• TEXT PROVIDED:
*** Block opens ***

In Tsvetaeva's Podruga (Girlfriend) cycle, she acted as a seer, peering into Parnok's future, predicting she was a doomed, tragic figure cursed by her passions. In her later works (poems 54 and 58 in her first book of verse, Poems), Parnok responded with calm to the dire predictions that the couple would break up. To Tsvetaeva's constant worries about who would be the conqueror of their battles, Parnok replied that they were equals. There was a mother-daughter aspect to the relationship and the poems written during it, in that Tsvetaeva entered the relationship as a novice to lesbian passion, though not to its attraction, later maturing in her relationship. On the other hand, Parnok entered their union as the less experienced poet, benefiting in her later writing from the seeds of her collaboration with Tsvetaeva. Rather than the typical stereotypical older-woman-seducer, Tsvetaeva assumed the male lover's role as pursuer in her poems, taunting Parnok with her desire to be the betrayer rather than the betrayed. Poems appeared shortly before Parnok and Tsvetaeva broke up in 1916 and displayed the mastery of her craft. The lyrics in Parnok's Poems presented the first, non-decadent, lesbian-desiring subject ever to be included in a book of Russian poetry. Parnok's poems about their affair were more restrained than Tsvetaeva's, but Parnok planned to have hers published in contrast to Tsvataeva who presented Podruga to Parnok as a gift.

In the summer of 1915, Parnok and Tsvetaeva, both of their sisters, and Osip Mandelstam were guests at Maximilian Voloshin's dacha in Koktebel. Parnok did not care for Mandelstam though Tsvetaeva was openly friendly and would later have an affair with him. By July, the lovers left Koktebel, just before Tsvetaeva's husband arrived, after which they spent a month on holiday in Sviatye Gory. In January 1916, Tsvetaeva and Mandelstam met at a literary salon in Saint Petersburg, possibly by chance, and recognized each other's talents. The meeting caused a heated quarrel with Parnok. The following month, Mandelstam's attempt to maintain contact with Tsvetaeva ended her relationship with Parnok. Tsvetaeva had taken Mandelstam to see the sites of Moscow, and when she came home from the outing, she found Parnok entertaining the actress Lyudmila Vladimirovna Erarskaya. It is unknown exactly when Parnok and Erarskaya met, but theirs would be the longest relationship of the poet's life, lasting for the next sixteen years. In a pique, Tsvetaeva asked Parnok to return her Podruga and her manuscripts. Parnok was outraged that Tsvetaeva wanted her gift returned, considering it an attempt to conceal the origin of the poems in their affair.

The long-reaching effects of their liaison would last until their deaths. In her later years, Parnok's works often reminisced on the best and worst aspects of their stormy affair. Tsvetaeva, on the other hand, tried to eliminate Parnok completely from her life and her works. By summer, Tsvetaeva, who had returned to her husband, was pregnant and Parnok and Erarskaya were living together in an apartment at 2 Sukharevskaya Sadovaya Street. As a result of the February Revolution in 1917, Northern Annals closed, ending abruptly Parnok's career as a critic and her most constant source of income. Illness for each of the couple, famine and the political upheaval of the war, forced them to make plans to move to the Crimea by fall.

*** Block closes ***

• DATA RECORDS:
*** Block opens ***

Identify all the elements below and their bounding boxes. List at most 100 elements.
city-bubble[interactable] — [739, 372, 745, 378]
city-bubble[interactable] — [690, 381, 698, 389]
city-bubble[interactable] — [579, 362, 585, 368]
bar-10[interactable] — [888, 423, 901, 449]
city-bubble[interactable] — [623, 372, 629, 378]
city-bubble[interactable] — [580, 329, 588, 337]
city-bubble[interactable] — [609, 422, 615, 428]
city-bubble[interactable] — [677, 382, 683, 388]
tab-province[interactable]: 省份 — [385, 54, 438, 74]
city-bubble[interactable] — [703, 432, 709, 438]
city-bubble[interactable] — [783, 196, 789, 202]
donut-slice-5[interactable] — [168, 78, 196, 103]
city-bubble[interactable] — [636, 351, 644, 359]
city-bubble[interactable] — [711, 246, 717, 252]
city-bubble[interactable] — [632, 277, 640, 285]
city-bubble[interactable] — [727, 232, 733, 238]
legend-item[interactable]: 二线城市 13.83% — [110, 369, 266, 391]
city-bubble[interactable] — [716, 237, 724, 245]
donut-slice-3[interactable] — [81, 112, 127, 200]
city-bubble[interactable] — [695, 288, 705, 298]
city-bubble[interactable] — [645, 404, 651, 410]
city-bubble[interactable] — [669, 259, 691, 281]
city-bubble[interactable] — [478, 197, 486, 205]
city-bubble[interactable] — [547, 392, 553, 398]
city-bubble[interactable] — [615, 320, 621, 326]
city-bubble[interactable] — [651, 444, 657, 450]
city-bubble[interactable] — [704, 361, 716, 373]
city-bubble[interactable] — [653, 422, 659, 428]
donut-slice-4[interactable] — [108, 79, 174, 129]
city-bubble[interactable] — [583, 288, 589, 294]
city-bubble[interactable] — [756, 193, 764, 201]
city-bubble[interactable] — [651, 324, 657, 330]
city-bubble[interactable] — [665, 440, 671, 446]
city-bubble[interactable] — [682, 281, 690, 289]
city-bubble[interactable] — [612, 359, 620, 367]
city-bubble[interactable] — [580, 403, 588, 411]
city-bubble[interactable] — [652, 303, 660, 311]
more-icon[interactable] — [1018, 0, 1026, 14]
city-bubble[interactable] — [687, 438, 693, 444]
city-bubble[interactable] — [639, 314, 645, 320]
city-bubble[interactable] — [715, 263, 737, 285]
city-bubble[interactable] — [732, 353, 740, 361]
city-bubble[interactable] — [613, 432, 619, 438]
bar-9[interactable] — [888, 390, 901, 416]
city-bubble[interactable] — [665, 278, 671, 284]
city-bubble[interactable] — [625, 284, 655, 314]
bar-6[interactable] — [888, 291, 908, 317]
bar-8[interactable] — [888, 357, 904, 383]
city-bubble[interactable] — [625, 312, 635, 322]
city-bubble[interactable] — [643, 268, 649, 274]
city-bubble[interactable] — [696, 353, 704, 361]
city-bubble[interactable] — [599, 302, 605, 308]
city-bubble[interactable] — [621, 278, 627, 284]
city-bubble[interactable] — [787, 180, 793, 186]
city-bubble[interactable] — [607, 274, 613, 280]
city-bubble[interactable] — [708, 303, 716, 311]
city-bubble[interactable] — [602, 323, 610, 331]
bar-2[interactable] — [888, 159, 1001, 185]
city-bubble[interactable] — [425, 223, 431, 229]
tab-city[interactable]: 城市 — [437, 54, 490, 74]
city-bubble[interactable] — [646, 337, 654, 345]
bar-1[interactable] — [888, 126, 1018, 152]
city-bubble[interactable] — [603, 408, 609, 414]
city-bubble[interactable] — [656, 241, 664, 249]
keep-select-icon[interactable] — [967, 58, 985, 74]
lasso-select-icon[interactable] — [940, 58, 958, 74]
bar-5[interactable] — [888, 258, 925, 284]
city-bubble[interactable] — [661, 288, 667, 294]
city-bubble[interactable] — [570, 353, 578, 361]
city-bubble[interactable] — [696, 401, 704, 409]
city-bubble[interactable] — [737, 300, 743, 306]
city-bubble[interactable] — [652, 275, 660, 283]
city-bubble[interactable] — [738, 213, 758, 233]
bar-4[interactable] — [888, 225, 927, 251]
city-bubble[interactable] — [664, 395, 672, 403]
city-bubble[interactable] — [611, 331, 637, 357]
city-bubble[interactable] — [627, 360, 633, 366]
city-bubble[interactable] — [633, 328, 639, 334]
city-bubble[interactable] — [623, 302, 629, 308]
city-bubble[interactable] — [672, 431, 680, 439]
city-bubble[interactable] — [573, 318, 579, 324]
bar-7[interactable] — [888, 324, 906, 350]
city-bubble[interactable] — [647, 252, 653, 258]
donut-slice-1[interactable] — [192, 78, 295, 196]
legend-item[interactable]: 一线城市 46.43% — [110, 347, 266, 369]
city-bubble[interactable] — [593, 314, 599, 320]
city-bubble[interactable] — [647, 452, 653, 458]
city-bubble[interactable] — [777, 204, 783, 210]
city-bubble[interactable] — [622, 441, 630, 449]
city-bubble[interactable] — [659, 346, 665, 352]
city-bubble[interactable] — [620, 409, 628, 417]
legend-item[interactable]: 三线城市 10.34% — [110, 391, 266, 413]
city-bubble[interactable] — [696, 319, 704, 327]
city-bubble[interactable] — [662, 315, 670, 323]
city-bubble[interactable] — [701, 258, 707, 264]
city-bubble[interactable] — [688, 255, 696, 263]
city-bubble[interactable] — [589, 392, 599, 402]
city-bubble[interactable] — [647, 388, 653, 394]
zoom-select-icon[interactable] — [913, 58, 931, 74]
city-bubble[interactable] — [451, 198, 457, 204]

*** Block closes ***

• ACTION ITEM:
In the passage on Parnok and Tsvetaeva, how long did Parnok's relationship with Lyudmila Vladimirovna Erarskaya last?

• THE COMPLETED TASK:
Sixteen years.